What you need to do -
Copy each line exactly. Leave nothing out.

---------- Listed records ----------

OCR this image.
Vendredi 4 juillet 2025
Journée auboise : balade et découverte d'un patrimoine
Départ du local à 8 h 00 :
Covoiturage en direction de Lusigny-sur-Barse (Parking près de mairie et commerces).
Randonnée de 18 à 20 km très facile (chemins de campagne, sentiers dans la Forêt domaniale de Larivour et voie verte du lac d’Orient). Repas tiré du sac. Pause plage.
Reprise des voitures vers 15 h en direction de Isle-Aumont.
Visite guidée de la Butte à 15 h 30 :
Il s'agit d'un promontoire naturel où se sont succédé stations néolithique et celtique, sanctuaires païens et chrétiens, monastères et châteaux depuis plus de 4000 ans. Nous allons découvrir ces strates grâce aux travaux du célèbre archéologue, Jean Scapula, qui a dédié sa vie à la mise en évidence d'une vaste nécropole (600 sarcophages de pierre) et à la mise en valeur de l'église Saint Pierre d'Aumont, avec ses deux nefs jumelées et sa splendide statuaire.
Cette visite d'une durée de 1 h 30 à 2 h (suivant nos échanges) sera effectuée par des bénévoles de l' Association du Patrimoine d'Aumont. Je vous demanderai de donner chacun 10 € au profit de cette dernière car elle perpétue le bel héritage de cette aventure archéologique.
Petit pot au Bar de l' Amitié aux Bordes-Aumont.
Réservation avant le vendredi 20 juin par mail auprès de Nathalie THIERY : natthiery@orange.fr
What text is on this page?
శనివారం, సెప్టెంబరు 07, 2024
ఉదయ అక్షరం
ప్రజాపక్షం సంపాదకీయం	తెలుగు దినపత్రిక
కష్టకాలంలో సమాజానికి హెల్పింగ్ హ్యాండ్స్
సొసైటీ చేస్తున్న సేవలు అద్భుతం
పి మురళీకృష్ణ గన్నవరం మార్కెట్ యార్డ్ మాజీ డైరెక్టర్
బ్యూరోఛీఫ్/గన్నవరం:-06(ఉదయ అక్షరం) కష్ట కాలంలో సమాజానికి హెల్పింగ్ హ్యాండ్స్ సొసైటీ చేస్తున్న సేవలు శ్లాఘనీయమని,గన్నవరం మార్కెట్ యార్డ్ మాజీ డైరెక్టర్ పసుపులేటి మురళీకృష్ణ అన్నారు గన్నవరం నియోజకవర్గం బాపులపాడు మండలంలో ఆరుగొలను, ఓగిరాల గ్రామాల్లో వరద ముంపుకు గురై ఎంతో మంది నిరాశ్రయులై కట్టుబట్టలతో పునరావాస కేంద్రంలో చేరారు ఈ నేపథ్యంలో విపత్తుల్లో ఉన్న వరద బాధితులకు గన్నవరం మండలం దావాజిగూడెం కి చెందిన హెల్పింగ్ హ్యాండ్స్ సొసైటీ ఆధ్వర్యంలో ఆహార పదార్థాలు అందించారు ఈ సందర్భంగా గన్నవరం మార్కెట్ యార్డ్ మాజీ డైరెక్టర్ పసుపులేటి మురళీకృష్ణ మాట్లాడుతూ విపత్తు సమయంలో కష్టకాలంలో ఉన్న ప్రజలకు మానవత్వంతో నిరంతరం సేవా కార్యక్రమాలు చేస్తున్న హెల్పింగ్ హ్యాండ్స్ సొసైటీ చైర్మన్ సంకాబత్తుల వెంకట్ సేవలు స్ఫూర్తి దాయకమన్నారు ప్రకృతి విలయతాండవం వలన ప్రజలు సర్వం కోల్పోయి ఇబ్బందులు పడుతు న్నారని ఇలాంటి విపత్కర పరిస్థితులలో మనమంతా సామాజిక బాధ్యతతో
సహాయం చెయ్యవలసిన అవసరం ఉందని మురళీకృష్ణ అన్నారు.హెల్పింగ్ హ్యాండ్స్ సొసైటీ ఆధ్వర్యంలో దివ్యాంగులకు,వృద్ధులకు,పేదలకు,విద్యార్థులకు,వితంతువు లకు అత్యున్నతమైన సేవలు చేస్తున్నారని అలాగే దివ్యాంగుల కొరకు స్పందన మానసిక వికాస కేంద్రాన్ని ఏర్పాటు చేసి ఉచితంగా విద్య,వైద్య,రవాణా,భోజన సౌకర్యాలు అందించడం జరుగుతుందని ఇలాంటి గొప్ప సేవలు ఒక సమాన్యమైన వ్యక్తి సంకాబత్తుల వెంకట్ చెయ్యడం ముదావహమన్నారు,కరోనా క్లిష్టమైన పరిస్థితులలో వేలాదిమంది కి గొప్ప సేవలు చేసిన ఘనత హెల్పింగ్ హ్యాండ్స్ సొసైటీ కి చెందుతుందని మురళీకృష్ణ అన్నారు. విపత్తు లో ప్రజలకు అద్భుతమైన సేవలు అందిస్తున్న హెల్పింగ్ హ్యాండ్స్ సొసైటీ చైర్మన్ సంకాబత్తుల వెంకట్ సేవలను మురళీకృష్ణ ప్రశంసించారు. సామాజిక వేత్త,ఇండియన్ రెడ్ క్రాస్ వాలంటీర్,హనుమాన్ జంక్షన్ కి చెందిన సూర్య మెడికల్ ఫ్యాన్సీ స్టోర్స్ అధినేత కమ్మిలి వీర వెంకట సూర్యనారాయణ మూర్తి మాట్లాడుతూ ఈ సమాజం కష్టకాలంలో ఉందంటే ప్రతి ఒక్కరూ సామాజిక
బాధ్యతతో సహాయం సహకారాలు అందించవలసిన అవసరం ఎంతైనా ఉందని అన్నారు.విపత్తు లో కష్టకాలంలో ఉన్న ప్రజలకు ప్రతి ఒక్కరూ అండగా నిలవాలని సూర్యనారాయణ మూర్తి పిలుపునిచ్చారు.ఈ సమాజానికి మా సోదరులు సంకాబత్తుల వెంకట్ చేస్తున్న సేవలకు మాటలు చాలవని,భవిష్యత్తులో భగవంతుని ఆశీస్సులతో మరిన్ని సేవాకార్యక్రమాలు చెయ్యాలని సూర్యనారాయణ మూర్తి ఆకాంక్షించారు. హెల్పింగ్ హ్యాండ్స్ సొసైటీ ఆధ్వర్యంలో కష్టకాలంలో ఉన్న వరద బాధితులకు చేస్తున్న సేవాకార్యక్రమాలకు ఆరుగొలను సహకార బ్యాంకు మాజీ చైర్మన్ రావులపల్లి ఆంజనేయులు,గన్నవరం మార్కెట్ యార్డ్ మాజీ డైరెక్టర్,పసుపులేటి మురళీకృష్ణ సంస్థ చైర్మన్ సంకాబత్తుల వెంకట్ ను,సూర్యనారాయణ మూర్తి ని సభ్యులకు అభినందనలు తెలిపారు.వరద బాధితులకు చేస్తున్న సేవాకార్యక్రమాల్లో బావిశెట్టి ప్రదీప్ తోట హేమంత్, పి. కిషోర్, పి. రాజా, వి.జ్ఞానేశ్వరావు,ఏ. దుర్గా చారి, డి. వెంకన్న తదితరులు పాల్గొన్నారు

----------

The reply -
OCR this image.
Vendredi 4 juillet 2025
Journée auboise : balade et découverte d'un patrimoine
Départ du local à 8 h 00 :
Covoiturage en direction de Lusigny-sur-Barse (Parking près de mairie et commerces).
Randonnée de 18 à 20 km très facile (chemins de campagne, sentiers dans la Forêt domaniale de Larivour et voie verte du lac d’Orient). Repas tiré du sac. Pause plage.
Reprise des voitures vers 15 h en direction de Isle-Aumont.
Visite guidée de la Butte à 15 h 30 :
Il s'agit d'un promontoire naturel où se sont succédé stations néolithique et celtique, sanctuaires païens et chrétiens, monastères et châteaux depuis plus de 4000 ans. Nous allons découvrir ces strates grâce aux travaux du célèbre archéologue, Jean Scapula, qui a dédié sa vie à la mise en évidence d'une vaste nécropole (600 sarcophages de pierre) et à la mise en valeur de l'église Saint Pierre d'Aumont, avec ses deux nefs jumelées et sa splendide statuaire.
Cette visite d'une durée de 1 h 30 à 2 h (suivant nos échanges) sera effectuée par des bénévoles de l' Association du Patrimoine d'Aumont. Je vous demanderai de donner chacun 10 € au profit de cette dernière car elle perpétue le bel héritage de cette aventure archéologique.
Petit pot au Bar de l' Amitié aux Bordes-Aumont.
Réservation avant le vendredi 20 juin par mail auprès de Nathalie THIERY : natthiery@orange.fr
What text is on this page?
శనివారం, సెప్టెంబరు 07, 2024
ఉదయ అక్షరం
ప్రజాపక్షం సంపాదకీయం	తెలుగు దినపత్రిక
కష్టకాలంలో సమాజానికి హెల్పింగ్ హ్యాండ్స్
సొసైటీ చేస్తున్న సేవలు అద్భుతం
పి మురళీకృష్ణ గన్నవరం మార్కెట్ యార్డ్ మాజీ డైరెక్టర్
బ్యూరోఛీఫ్/గన్నవరం:-06(ఉదయ అక్షరం) కష్ట కాలంలో సమాజానికి హెల్పింగ్ హ్యాండ్స్ సొసైటీ చేస్తున్న సేవలు శ్లాఘనీయమని,గన్నవరం మార్కెట్ యార్డ్ మాజీ డైరెక్టర్ పసుపులేటి మురళీకృష్ణ అన్నారు గన్నవరం నియోజకవర్గం బాపులపాడు మండలంలో ఆరుగొలను, ఓగిరాల గ్రామాల్లో వరద ముంపుకు గురై ఎంతో మంది నిరాశ్రయులై కట్టుబట్టలతో పునరావాస కేంద్రంలో చేరారు ఈ నేపథ్యంలో విపత్తుల్లో ఉన్న వరద బాధితులకు గన్నవరం మండలం దావాజిగూడెం కి చెందిన హెల్పింగ్ హ్యాండ్స్ సొసైటీ ఆధ్వర్యంలో ఆహార పదార్థాలు అందించారు ఈ సందర్భంగా గన్నవరం మార్కెట్ యార్డ్ మాజీ డైరెక్టర్ పసుపులేటి మురళీకృష్ణ మాట్లాడుతూ విపత్తు సమయంలో కష్టకాలంలో ఉన్న ప్రజలకు మానవత్వంతో నిరంతరం సేవా కార్యక్రమాలు చేస్తున్న హెల్పింగ్ హ్యాండ్స్ సొసైటీ చైర్మన్ సంకాబత్తుల వెంకట్ సేవలు స్ఫూర్తి దాయకమన్నారు ప్రకృతి విలయతాండవం వలన ప్రజలు సర్వం కోల్పోయి ఇబ్బందులు పడుతు న్నారని ఇలాంటి విపత్కర పరిస్థితులలో మనమంతా సామాజిక బాధ్యతతో
సహాయం చెయ్యవలసిన అవసరం ఉందని మురళీకృష్ణ అన్నారు.హెల్పింగ్ హ్యాండ్స్ సొసైటీ ఆధ్వర్యంలో దివ్యాంగులకు,వృద్ధులకు,పేదలకు,విద్యార్థులకు,వితంతువు లకు అత్యున్నతమైన సేవలు చేస్తున్నారని అలాగే దివ్యాంగుల కొరకు స్పందన మానసిక వికాస కేంద్రాన్ని ఏర్పాటు చేసి ఉచితంగా విద్య,వైద్య,రవాణా,భోజన సౌకర్యాలు అందించడం జరుగుతుందని ఇలాంటి గొప్ప సేవలు ఒక సమాన్యమైన వ్యక్తి సంకాబత్తుల వెంకట్ చెయ్యడం ముదావహమన్నారు,కరోనా క్లిష్టమైన పరిస్థితులలో వేలాదిమంది కి గొప్ప సేవలు చేసిన ఘనత హెల్పింగ్ హ్యాండ్స్ సొసైటీ కి చెందుతుందని మురళీకృష్ణ అన్నారు. విపత్తు లో ప్రజలకు అద్భుతమైన సేవలు అందిస్తున్న హెల్పింగ్ హ్యాండ్స్ సొసైటీ చైర్మన్ సంకాబత్తుల వెంకట్ సేవలను మురళీకృష్ణ ప్రశంసించారు. సామాజిక వేత్త,ఇండియన్ రెడ్ క్రాస్ వాలంటీర్,హనుమాన్ జంక్షన్ కి చెందిన సూర్య మెడికల్ ఫ్యాన్సీ స్టోర్స్ అధినేత కమ్మిలి వీర వెంకట సూర్యనారాయణ మూర్తి మాట్లాడుతూ ఈ సమాజం కష్టకాలంలో ఉందంటే ప్రతి ఒక్కరూ సామాజిక
బాధ్యతతో సహాయం సహకారాలు అందించవలసిన అవసరం ఎంతైనా ఉందని అన్నారు.విపత్తు లో కష్టకాలంలో ఉన్న ప్రజలకు ప్రతి ఒక్కరూ అండగా నిలవాలని సూర్యనారాయణ మూర్తి పిలుపునిచ్చారు.ఈ సమాజానికి మా సోదరులు సంకాబత్తుల వెంకట్ చేస్తున్న సేవలకు మాటలు చాలవని,భవిష్యత్తులో భగవంతుని ఆశీస్సులతో మరిన్ని సేవాకార్యక్రమాలు చెయ్యాలని సూర్యనారాయణ మూర్తి ఆకాంక్షించారు. హెల్పింగ్ హ్యాండ్స్ సొసైటీ ఆధ్వర్యంలో కష్టకాలంలో ఉన్న వరద బాధితులకు చేస్తున్న సేవాకార్యక్రమాలకు ఆరుగొలను సహకార బ్యాంకు మాజీ చైర్మన్ రావులపల్లి ఆంజనేయులు,గన్నవరం మార్కెట్ యార్డ్ మాజీ డైరెక్టర్,పసుపులేటి మురళీకృష్ణ సంస్థ చైర్మన్ సంకాబత్తుల వెంకట్ ను,సూర్యనారాయణ మూర్తి ని సభ్యులకు అభినందనలు తెలిపారు.వరద బాధితులకు చేస్తున్న సేవాకార్యక్రమాల్లో బావిశెట్టి ప్రదీప్ తోట హేమంత్, పి. కిషోర్, పి. రాజా, వి.జ్ఞానేశ్వరావు,ఏ. దుర్గా చారి, డి. వెంకన్న తదితరులు పాల్గొన్నారు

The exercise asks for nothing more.